-- START OF Dataset records --

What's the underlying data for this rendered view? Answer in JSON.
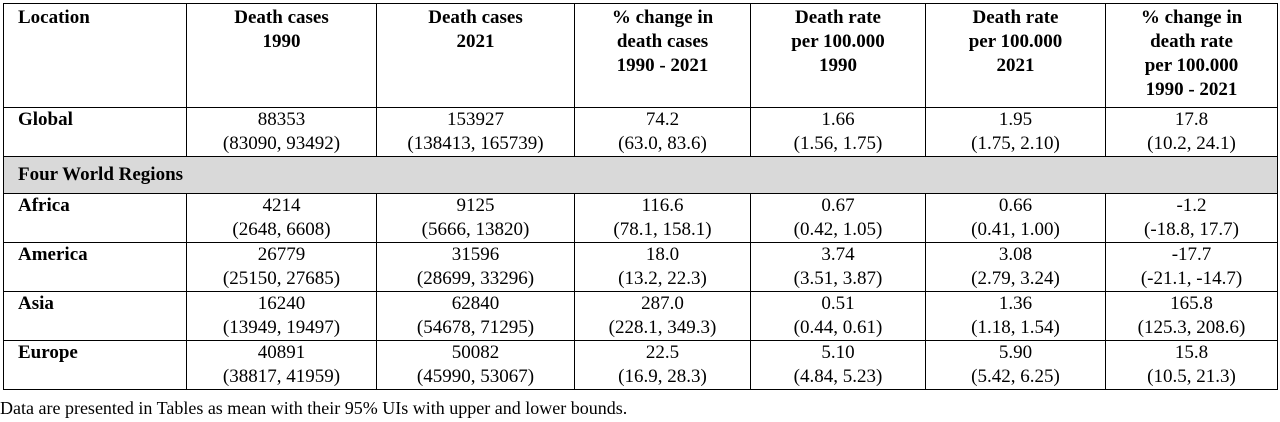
{
  "table": {
    "headers": [
      "Location",
      "Death cases\n1990",
      "Death cases\n2021",
      "% change in\ndeath cases\n1990 - 2021",
      "Death rate\nper 100.000\n1990",
      "Death rate\nper 100.000\n2021",
      "% change in\ndeath rate\nper 100.000\n1990 - 2021"
    ],
    "global": {
      "label": "Global",
      "cells": [
        {
          "main": "88353",
          "ui": "(83090, 93492)"
        },
        {
          "main": "153927",
          "ui": "(138413, 165739)"
        },
        {
          "main": "74.2",
          "ui": "(63.0, 83.6)"
        },
        {
          "main": "1.66",
          "ui": "(1.56, 1.75)"
        },
        {
          "main": "1.95",
          "ui": "(1.75, 2.10)"
        },
        {
          "main": "17.8",
          "ui": "(10.2, 24.1)"
        }
      ]
    },
    "section_label": "Four World Regions",
    "regions": [
      {
        "label": "Africa",
        "cells": [
          {
            "main": "4214",
            "ui": "(2648, 6608)"
          },
          {
            "main": "9125",
            "ui": "(5666, 13820)"
          },
          {
            "main": "116.6",
            "ui": "(78.1, 158.1)"
          },
          {
            "main": "0.67",
            "ui": "(0.42, 1.05)"
          },
          {
            "main": "0.66",
            "ui": "(0.41, 1.00)"
          },
          {
            "main": "-1.2",
            "ui": "(-18.8, 17.7)"
          }
        ]
      },
      {
        "label": "America",
        "cells": [
          {
            "main": "26779",
            "ui": "(25150, 27685)"
          },
          {
            "main": "31596",
            "ui": "(28699, 33296)"
          },
          {
            "main": "18.0",
            "ui": "(13.2, 22.3)"
          },
          {
            "main": "3.74",
            "ui": "(3.51, 3.87)"
          },
          {
            "main": "3.08",
            "ui": "(2.79, 3.24)"
          },
          {
            "main": "-17.7",
            "ui": "(-21.1, -14.7)"
          }
        ]
      },
      {
        "label": "Asia",
        "cells": [
          {
            "main": "16240",
            "ui": "(13949, 19497)"
          },
          {
            "main": "62840",
            "ui": "(54678, 71295)"
          },
          {
            "main": "287.0",
            "ui": "(228.1, 349.3)"
          },
          {
            "main": "0.51",
            "ui": "(0.44, 0.61)"
          },
          {
            "main": "1.36",
            "ui": "(1.18, 1.54)"
          },
          {
            "main": "165.8",
            "ui": "(125.3, 208.6)"
          }
        ]
      },
      {
        "label": "Europe",
        "cells": [
          {
            "main": "40891",
            "ui": "(38817, 41959)"
          },
          {
            "main": "50082",
            "ui": "(45990, 53067)"
          },
          {
            "main": "22.5",
            "ui": "(16.9, 28.3)"
          },
          {
            "main": "5.10",
            "ui": "(4.84, 5.23)"
          },
          {
            "main": "5.90",
            "ui": "(5.42, 6.25)"
          },
          {
            "main": "15.8",
            "ui": "(10.5, 21.3)"
          }
        ]
      }
    ]
  },
  "footnote": "Data are presented in Tables as mean with their 95% UIs with upper and lower bounds.",
  "colors": {
    "section_background": "#d9d9d9",
    "border": "#000000"
  }
}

-- END OF Dataset records --

▸ Given problem:
Write every record out again exactly; no pictures belong in the copy.

▸ Exercise response:
What's the underlying data for this rendered view? Answer in JSON.
{
  "table": {
    "headers": [
      "Location",
      "Death cases\n1990",
      "Death cases\n2021",
      "% change in\ndeath cases\n1990 - 2021",
      "Death rate\nper 100.000\n1990",
      "Death rate\nper 100.000\n2021",
      "% change in\ndeath rate\nper 100.000\n1990 - 2021"
    ],
    "global": {
      "label": "Global",
      "cells": [
        {
          "main": "88353",
          "ui": "(83090, 93492)"
        },
        {
          "main": "153927",
          "ui": "(138413, 165739)"
        },
        {
          "main": "74.2",
          "ui": "(63.0, 83.6)"
        },
        {
          "main": "1.66",
          "ui": "(1.56, 1.75)"
        },
        {
          "main": "1.95",
          "ui": "(1.75, 2.10)"
        },
        {
          "main": "17.8",
          "ui": "(10.2, 24.1)"
        }
      ]
    },
    "section_label": "Four World Regions",
    "regions": [
      {
        "label": "Africa",
        "cells": [
          {
            "main": "4214",
            "ui": "(2648, 6608)"
          },
          {
            "main": "9125",
            "ui": "(5666, 13820)"
          },
          {
            "main": "116.6",
            "ui": "(78.1, 158.1)"
          },
          {
            "main": "0.67",
            "ui": "(0.42, 1.05)"
          },
          {
            "main": "0.66",
            "ui": "(0.41, 1.00)"
          },
          {
            "main": "-1.2",
            "ui": "(-18.8, 17.7)"
          }
        ]
      },
      {
        "label": "America",
        "cells": [
          {
            "main": "26779",
            "ui": "(25150, 27685)"
          },
          {
            "main": "31596",
            "ui": "(28699, 33296)"
          },
          {
            "main": "18.0",
            "ui": "(13.2, 22.3)"
          },
          {
            "main": "3.74",
            "ui": "(3.51, 3.87)"
          },
          {
            "main": "3.08",
            "ui": "(2.79, 3.24)"
          },
          {
            "main": "-17.7",
            "ui": "(-21.1, -14.7)"
          }
        ]
      },
      {
        "label": "Asia",
        "cells": [
          {
            "main": "16240",
            "ui": "(13949, 19497)"
          },
          {
            "main": "62840",
            "ui": "(54678, 71295)"
          },
          {
            "main": "287.0",
            "ui": "(228.1, 349.3)"
          },
          {
            "main": "0.51",
            "ui": "(0.44, 0.61)"
          },
          {
            "main": "1.36",
            "ui": "(1.18, 1.54)"
          },
          {
            "main": "165.8",
            "ui": "(125.3, 208.6)"
          }
        ]
      },
      {
        "label": "Europe",
        "cells": [
          {
            "main": "40891",
            "ui": "(38817, 41959)"
          },
          {
            "main": "50082",
            "ui": "(45990, 53067)"
          },
          {
            "main": "22.5",
            "ui": "(16.9, 28.3)"
          },
          {
            "main": "5.10",
            "ui": "(4.84, 5.23)"
          },
          {
            "main": "5.90",
            "ui": "(5.42, 6.25)"
          },
          {
            "main": "15.8",
            "ui": "(10.5, 21.3)"
          }
        ]
      }
    ]
  },
  "footnote": "Data are presented in Tables as mean with their 95% UIs with upper and lower bounds.",
  "colors": {
    "section_background": "#d9d9d9",
    "border": "#000000"
  }
}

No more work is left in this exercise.